Set problem:
Leave out the pictures and reproduce all of the data exactly.

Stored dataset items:

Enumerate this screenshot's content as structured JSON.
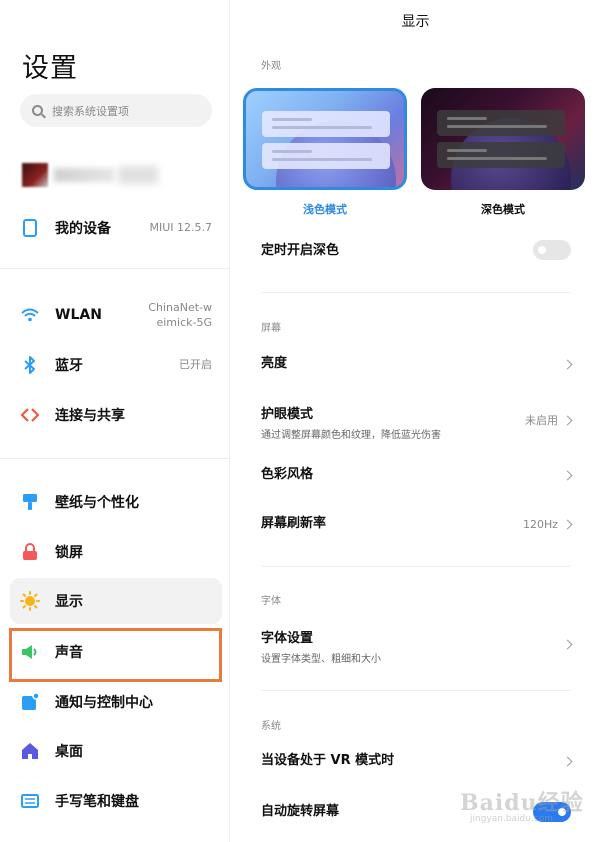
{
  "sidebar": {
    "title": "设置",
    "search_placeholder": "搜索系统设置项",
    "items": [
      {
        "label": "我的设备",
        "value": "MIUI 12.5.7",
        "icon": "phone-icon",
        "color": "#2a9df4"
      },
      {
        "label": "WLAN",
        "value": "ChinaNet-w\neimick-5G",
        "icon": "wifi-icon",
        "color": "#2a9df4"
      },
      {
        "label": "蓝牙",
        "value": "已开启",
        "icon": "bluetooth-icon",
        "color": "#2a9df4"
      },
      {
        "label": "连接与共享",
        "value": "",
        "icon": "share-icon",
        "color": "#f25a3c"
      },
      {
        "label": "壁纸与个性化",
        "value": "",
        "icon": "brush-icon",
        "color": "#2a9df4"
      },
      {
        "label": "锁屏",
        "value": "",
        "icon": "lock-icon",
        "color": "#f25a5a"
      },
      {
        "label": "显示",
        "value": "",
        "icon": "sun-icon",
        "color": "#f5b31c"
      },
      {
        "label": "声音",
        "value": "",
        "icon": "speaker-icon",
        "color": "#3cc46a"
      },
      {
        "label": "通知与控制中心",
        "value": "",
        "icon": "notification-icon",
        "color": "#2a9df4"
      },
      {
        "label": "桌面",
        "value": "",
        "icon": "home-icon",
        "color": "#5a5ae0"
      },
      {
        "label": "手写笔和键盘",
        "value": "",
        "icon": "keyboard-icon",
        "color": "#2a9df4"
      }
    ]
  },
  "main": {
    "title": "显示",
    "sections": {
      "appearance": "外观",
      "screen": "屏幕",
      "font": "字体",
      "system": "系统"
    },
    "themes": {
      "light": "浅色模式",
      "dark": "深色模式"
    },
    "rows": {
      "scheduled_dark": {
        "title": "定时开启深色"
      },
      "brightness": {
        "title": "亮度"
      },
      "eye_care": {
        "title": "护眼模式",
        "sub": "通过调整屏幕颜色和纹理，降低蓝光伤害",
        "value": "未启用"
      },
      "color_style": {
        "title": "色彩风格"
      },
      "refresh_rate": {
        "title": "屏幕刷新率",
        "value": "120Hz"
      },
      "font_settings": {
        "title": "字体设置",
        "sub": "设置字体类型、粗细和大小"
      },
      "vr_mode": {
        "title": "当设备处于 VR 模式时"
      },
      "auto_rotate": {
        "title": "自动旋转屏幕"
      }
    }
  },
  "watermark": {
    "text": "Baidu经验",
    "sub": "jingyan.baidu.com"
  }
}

Exercise output:
Enumerate this screenshot's content as structured JSON.
{
  "sidebar": {
    "title": "设置",
    "search_placeholder": "搜索系统设置项",
    "items": [
      {
        "label": "我的设备",
        "value": "MIUI 12.5.7",
        "icon": "phone-icon",
        "color": "#2a9df4"
      },
      {
        "label": "WLAN",
        "value": "ChinaNet-w\neimick-5G",
        "icon": "wifi-icon",
        "color": "#2a9df4"
      },
      {
        "label": "蓝牙",
        "value": "已开启",
        "icon": "bluetooth-icon",
        "color": "#2a9df4"
      },
      {
        "label": "连接与共享",
        "value": "",
        "icon": "share-icon",
        "color": "#f25a3c"
      },
      {
        "label": "壁纸与个性化",
        "value": "",
        "icon": "brush-icon",
        "color": "#2a9df4"
      },
      {
        "label": "锁屏",
        "value": "",
        "icon": "lock-icon",
        "color": "#f25a5a"
      },
      {
        "label": "显示",
        "value": "",
        "icon": "sun-icon",
        "color": "#f5b31c"
      },
      {
        "label": "声音",
        "value": "",
        "icon": "speaker-icon",
        "color": "#3cc46a"
      },
      {
        "label": "通知与控制中心",
        "value": "",
        "icon": "notification-icon",
        "color": "#2a9df4"
      },
      {
        "label": "桌面",
        "value": "",
        "icon": "home-icon",
        "color": "#5a5ae0"
      },
      {
        "label": "手写笔和键盘",
        "value": "",
        "icon": "keyboard-icon",
        "color": "#2a9df4"
      }
    ]
  },
  "main": {
    "title": "显示",
    "sections": {
      "appearance": "外观",
      "screen": "屏幕",
      "font": "字体",
      "system": "系统"
    },
    "themes": {
      "light": "浅色模式",
      "dark": "深色模式"
    },
    "rows": {
      "scheduled_dark": {
        "title": "定时开启深色"
      },
      "brightness": {
        "title": "亮度"
      },
      "eye_care": {
        "title": "护眼模式",
        "sub": "通过调整屏幕颜色和纹理，降低蓝光伤害",
        "value": "未启用"
      },
      "color_style": {
        "title": "色彩风格"
      },
      "refresh_rate": {
        "title": "屏幕刷新率",
        "value": "120Hz"
      },
      "font_settings": {
        "title": "字体设置",
        "sub": "设置字体类型、粗细和大小"
      },
      "vr_mode": {
        "title": "当设备处于 VR 模式时"
      },
      "auto_rotate": {
        "title": "自动旋转屏幕"
      }
    }
  },
  "watermark": {
    "text": "Baidu经验",
    "sub": "jingyan.baidu.com"
  }
}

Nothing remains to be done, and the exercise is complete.